- Dataset extract -
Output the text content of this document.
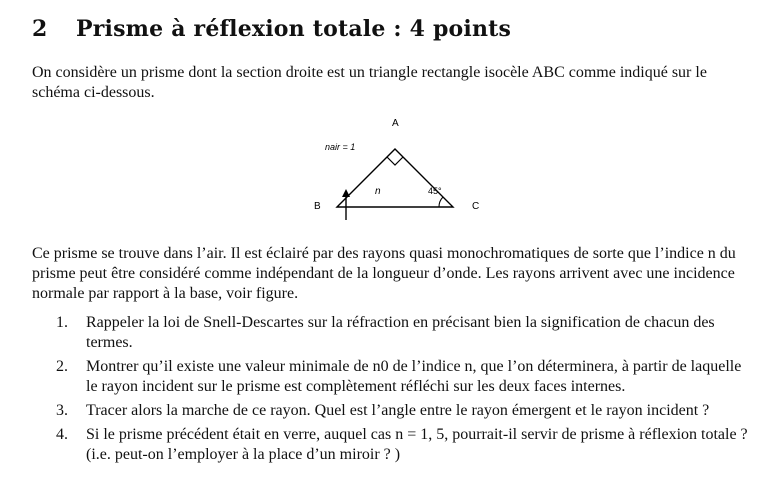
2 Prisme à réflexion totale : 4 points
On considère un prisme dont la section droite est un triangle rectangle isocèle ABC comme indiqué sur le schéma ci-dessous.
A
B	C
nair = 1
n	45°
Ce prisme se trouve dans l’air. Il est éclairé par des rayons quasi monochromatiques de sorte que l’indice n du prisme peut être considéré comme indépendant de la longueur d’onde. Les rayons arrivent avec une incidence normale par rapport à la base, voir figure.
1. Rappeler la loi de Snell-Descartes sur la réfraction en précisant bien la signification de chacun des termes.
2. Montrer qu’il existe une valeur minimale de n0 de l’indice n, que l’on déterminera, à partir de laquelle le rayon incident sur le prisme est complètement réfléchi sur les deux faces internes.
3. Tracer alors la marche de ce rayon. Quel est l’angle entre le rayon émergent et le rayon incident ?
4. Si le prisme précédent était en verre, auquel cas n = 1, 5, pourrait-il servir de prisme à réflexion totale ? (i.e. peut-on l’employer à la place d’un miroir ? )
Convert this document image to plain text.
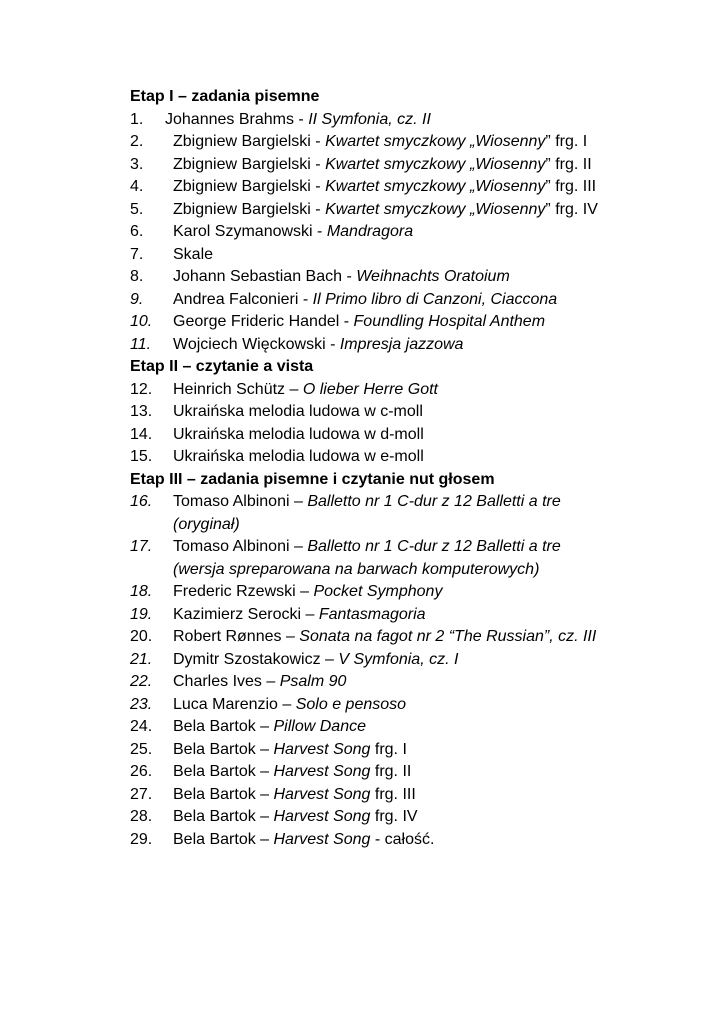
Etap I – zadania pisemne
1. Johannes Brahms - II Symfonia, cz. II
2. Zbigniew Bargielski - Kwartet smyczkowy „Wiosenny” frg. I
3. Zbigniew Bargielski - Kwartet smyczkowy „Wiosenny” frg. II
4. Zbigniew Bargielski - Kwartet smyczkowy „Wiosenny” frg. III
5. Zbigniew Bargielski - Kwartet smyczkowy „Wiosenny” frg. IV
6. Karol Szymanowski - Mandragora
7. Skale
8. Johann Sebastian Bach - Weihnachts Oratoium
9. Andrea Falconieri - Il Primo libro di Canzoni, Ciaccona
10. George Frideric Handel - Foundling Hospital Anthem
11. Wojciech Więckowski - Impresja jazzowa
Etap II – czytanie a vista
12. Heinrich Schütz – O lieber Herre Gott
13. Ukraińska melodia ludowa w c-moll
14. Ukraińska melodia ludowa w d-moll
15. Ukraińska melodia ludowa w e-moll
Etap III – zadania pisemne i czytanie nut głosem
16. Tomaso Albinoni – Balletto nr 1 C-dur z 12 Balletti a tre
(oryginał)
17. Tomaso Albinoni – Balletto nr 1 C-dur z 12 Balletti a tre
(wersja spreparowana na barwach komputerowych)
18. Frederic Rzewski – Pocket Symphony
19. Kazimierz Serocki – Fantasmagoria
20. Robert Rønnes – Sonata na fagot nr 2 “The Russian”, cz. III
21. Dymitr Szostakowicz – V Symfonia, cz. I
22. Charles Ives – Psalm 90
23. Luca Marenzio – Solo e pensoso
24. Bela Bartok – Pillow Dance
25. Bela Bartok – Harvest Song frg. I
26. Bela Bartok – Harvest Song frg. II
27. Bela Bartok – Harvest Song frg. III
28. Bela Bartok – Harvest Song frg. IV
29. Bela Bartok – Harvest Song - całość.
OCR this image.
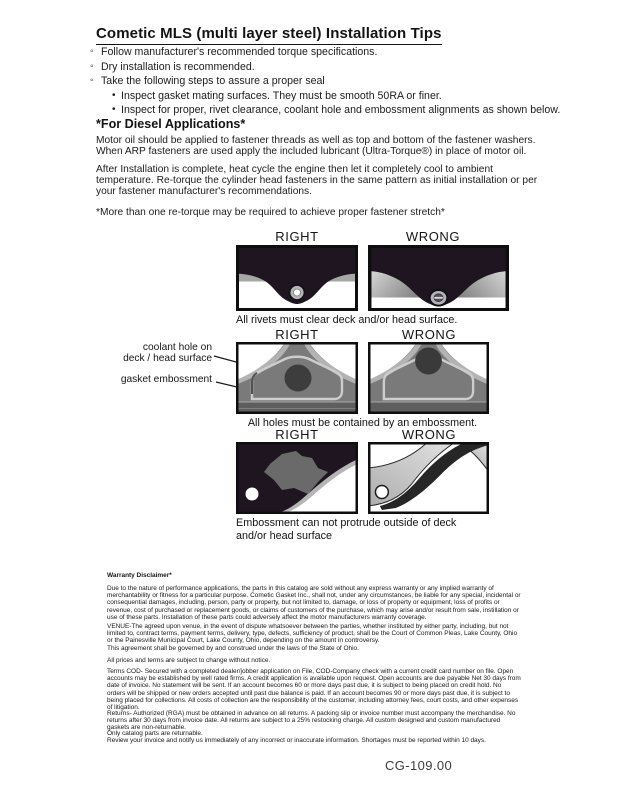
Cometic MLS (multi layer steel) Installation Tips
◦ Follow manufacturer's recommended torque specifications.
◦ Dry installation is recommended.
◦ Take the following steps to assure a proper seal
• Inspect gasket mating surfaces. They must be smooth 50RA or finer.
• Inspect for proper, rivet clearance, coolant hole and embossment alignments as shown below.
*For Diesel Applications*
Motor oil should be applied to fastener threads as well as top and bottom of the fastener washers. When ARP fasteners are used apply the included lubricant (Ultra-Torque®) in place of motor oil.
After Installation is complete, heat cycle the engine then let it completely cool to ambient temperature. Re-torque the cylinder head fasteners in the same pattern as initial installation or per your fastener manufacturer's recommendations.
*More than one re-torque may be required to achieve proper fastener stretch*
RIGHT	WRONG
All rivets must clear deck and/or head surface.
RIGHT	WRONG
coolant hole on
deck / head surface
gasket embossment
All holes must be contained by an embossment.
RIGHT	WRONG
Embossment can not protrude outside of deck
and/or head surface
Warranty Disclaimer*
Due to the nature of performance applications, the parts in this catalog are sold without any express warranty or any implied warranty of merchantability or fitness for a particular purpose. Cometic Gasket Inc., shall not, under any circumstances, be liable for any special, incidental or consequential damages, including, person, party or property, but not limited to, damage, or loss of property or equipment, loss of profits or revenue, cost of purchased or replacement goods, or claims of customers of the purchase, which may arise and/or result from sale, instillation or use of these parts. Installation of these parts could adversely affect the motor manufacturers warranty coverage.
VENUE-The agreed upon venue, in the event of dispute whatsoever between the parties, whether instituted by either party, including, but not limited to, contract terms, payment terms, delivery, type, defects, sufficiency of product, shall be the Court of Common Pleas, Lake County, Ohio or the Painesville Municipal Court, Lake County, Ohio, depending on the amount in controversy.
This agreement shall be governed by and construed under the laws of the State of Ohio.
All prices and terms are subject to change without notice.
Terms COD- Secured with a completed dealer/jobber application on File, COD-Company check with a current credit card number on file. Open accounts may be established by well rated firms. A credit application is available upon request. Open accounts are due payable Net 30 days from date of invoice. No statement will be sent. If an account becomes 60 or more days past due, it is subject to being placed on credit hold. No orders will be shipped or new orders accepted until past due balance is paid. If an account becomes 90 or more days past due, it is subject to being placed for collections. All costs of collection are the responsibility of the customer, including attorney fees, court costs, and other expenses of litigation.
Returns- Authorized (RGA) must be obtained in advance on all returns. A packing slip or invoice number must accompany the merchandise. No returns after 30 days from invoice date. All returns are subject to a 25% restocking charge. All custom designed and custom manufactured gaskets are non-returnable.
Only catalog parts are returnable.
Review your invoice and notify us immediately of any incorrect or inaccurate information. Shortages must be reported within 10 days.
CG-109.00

==

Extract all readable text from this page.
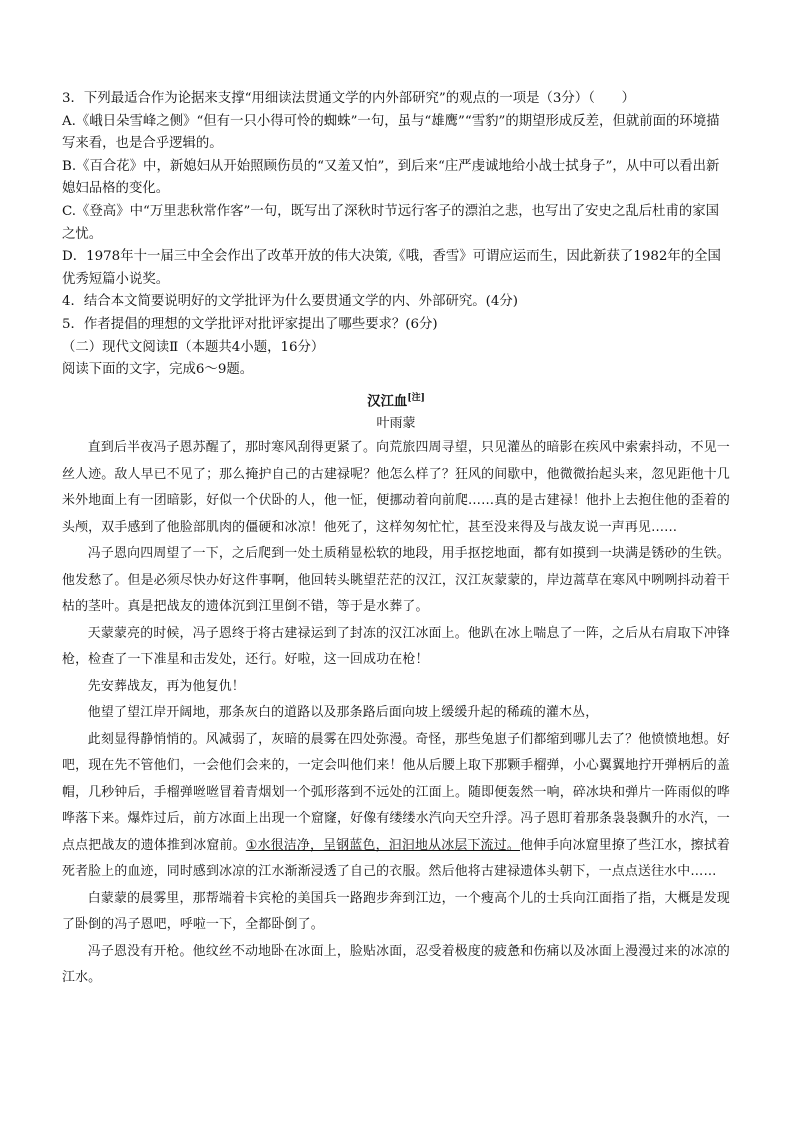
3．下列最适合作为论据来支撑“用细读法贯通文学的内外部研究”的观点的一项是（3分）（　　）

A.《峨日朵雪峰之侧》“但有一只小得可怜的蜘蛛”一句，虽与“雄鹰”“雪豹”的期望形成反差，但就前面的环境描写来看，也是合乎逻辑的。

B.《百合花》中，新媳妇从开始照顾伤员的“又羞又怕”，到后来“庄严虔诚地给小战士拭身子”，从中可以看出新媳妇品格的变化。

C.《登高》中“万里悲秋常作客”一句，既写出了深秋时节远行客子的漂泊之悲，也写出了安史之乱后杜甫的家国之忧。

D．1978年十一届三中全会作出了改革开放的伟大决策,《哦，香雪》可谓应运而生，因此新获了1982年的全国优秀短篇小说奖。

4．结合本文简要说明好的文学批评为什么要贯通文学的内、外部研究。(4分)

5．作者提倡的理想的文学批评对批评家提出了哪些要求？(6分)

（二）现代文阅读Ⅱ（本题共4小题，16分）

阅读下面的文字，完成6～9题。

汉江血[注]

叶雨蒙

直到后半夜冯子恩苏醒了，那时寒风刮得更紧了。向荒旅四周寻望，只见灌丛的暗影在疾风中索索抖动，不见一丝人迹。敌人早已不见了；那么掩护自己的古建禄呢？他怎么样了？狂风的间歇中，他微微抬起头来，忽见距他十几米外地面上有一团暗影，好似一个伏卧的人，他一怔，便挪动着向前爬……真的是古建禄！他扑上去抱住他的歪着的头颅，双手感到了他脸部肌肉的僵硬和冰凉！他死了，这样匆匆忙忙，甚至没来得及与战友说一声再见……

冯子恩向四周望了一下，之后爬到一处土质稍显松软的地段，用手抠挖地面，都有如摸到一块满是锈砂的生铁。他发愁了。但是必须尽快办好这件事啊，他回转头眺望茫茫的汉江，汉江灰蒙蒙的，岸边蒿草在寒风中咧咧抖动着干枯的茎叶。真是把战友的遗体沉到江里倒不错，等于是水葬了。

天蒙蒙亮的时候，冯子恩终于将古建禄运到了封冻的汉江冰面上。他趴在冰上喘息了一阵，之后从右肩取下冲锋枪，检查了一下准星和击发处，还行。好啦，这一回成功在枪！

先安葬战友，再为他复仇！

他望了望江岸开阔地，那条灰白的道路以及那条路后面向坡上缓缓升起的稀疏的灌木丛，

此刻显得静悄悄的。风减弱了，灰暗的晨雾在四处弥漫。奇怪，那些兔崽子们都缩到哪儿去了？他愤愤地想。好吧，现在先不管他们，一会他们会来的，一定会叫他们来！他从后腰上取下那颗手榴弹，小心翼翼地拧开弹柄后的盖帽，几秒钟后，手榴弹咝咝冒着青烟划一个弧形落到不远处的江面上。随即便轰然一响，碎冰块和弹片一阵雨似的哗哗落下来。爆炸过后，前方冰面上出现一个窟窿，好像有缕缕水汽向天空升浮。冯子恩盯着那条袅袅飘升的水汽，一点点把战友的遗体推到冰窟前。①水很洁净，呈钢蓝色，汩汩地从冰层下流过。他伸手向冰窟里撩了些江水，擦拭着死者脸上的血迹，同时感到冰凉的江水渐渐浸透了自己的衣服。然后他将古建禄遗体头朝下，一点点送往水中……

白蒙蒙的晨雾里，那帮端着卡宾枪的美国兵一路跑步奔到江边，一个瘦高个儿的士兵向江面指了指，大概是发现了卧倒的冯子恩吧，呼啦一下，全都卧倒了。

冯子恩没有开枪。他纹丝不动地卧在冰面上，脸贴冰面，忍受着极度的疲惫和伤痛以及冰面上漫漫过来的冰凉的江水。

- Required task -
In the entries above, identify each line that includes the string "document", then copy it.

- Output for this exercise -
Output the text content of this document.
Convert this document image to plain text.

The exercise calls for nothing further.